++++ Given information ++++

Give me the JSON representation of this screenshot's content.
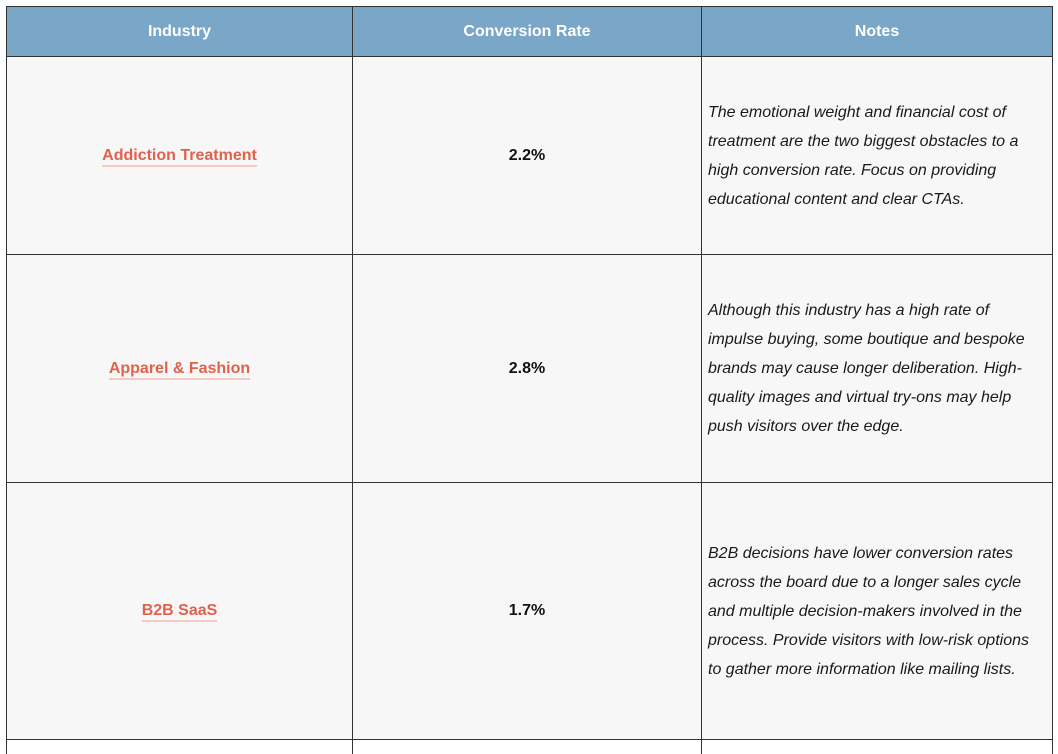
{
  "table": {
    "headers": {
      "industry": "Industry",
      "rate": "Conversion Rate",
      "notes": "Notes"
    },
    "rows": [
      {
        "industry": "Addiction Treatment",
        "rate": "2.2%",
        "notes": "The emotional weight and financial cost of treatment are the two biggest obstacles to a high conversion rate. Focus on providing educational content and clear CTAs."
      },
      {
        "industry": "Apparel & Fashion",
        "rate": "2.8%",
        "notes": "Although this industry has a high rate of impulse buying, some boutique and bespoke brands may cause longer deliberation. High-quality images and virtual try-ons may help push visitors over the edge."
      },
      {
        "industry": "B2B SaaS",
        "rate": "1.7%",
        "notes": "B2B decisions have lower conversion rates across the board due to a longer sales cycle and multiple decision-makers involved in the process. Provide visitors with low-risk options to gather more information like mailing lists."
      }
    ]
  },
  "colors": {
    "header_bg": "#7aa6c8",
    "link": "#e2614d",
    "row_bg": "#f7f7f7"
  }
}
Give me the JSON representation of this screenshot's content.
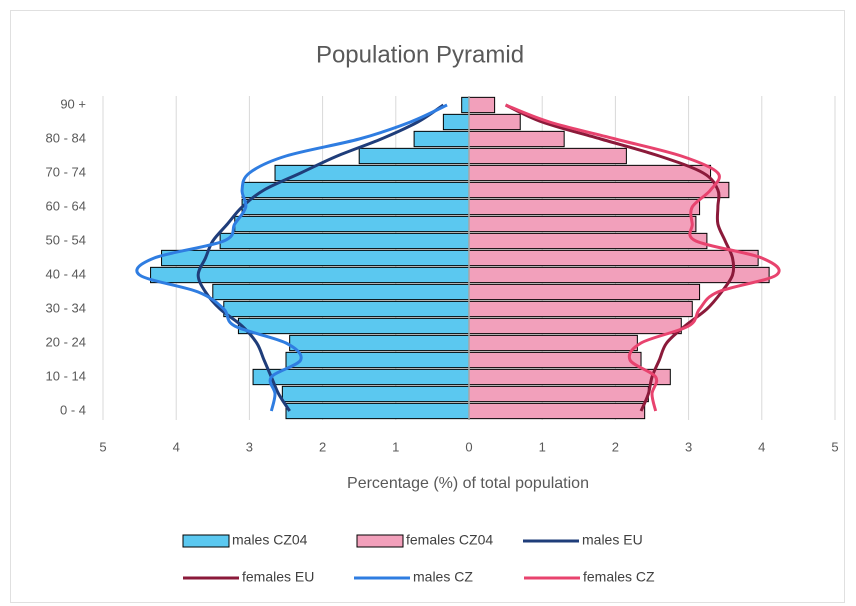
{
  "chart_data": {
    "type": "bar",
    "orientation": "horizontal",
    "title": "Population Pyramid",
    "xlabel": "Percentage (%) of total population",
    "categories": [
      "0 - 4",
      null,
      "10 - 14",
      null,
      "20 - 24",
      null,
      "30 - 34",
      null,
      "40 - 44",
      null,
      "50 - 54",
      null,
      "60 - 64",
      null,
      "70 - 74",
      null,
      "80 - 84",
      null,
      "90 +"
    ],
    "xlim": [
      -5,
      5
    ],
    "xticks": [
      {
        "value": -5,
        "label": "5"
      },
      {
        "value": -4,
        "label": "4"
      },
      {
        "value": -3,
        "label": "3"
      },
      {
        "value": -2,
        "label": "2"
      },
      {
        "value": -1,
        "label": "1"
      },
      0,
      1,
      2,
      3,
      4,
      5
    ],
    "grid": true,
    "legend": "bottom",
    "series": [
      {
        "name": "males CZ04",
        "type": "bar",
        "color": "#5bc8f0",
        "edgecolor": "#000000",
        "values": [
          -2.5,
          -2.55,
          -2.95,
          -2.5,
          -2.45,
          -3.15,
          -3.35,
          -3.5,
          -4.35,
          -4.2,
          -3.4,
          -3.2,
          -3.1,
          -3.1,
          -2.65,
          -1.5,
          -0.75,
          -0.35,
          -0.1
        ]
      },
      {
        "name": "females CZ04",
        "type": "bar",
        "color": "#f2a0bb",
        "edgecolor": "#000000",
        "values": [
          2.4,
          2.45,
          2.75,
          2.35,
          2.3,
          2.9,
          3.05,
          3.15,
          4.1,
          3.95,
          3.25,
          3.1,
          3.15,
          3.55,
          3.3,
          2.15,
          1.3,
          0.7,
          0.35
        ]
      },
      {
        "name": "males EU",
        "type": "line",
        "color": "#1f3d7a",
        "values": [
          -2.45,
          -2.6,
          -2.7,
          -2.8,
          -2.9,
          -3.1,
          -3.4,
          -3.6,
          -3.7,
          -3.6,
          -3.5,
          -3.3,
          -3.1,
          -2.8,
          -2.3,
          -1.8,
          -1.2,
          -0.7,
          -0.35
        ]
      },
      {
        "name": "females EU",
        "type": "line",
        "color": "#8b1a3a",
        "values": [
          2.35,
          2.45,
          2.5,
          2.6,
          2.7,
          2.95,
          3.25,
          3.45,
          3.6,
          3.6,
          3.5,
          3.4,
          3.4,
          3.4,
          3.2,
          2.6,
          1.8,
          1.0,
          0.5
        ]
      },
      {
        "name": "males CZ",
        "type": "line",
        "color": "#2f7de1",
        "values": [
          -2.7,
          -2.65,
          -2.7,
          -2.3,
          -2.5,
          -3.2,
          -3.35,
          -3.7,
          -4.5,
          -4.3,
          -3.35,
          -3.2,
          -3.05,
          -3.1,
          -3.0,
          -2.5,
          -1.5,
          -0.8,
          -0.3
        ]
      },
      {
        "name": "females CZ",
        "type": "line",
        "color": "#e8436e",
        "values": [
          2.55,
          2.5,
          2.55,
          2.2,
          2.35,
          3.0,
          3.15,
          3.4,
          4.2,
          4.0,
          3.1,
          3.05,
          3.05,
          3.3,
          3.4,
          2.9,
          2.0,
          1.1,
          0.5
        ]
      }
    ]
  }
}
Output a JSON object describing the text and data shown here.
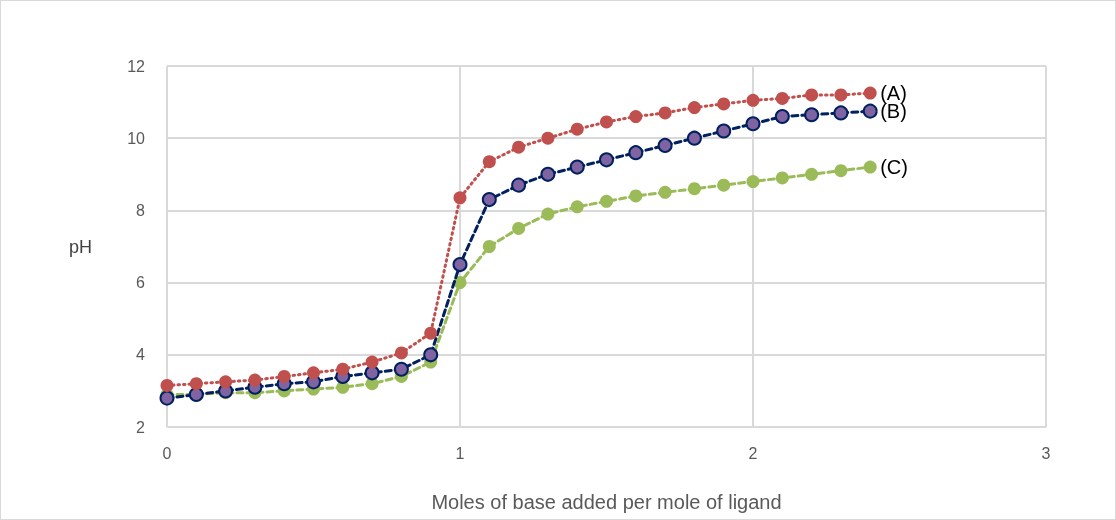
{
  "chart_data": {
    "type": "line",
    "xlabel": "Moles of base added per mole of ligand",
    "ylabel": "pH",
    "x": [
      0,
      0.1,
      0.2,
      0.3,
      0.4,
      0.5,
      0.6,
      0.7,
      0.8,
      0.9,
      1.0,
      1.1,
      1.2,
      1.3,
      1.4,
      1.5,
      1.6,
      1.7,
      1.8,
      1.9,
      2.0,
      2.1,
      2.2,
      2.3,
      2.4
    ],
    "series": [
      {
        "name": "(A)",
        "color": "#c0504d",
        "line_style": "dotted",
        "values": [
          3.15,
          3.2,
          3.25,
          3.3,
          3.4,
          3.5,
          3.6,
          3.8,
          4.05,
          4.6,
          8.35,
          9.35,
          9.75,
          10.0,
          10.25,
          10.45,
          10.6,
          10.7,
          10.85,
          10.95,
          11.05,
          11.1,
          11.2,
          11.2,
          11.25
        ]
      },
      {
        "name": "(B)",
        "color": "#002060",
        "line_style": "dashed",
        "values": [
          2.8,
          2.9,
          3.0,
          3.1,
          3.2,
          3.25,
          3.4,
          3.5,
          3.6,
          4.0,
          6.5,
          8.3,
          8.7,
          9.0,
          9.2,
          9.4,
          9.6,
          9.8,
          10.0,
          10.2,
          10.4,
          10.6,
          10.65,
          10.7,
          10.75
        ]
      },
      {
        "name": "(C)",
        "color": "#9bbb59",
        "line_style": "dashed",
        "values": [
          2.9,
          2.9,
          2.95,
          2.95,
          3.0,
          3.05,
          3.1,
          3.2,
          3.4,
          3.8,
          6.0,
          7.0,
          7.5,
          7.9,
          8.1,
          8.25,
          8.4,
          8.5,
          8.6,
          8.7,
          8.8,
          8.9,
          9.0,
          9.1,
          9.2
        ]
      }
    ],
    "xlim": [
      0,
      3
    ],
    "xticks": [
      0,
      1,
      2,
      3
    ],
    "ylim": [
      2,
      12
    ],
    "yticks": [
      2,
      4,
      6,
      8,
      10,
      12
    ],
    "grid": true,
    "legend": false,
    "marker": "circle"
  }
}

++++

## Required task
Choose all lines containing the string "high" and copy them out.

## Answer to the exercise
        "notes": "The emotional weight and financial cost of treatment are the two biggest obstacles to a high conversion rate. Focus on providing educational content and clear CTAs."
        "notes": "Although this industry has a high rate of impulse buying, some boutique and bespoke brands may cause longer deliberation. High-quality images and virtual try-ons may help push visitors over the edge."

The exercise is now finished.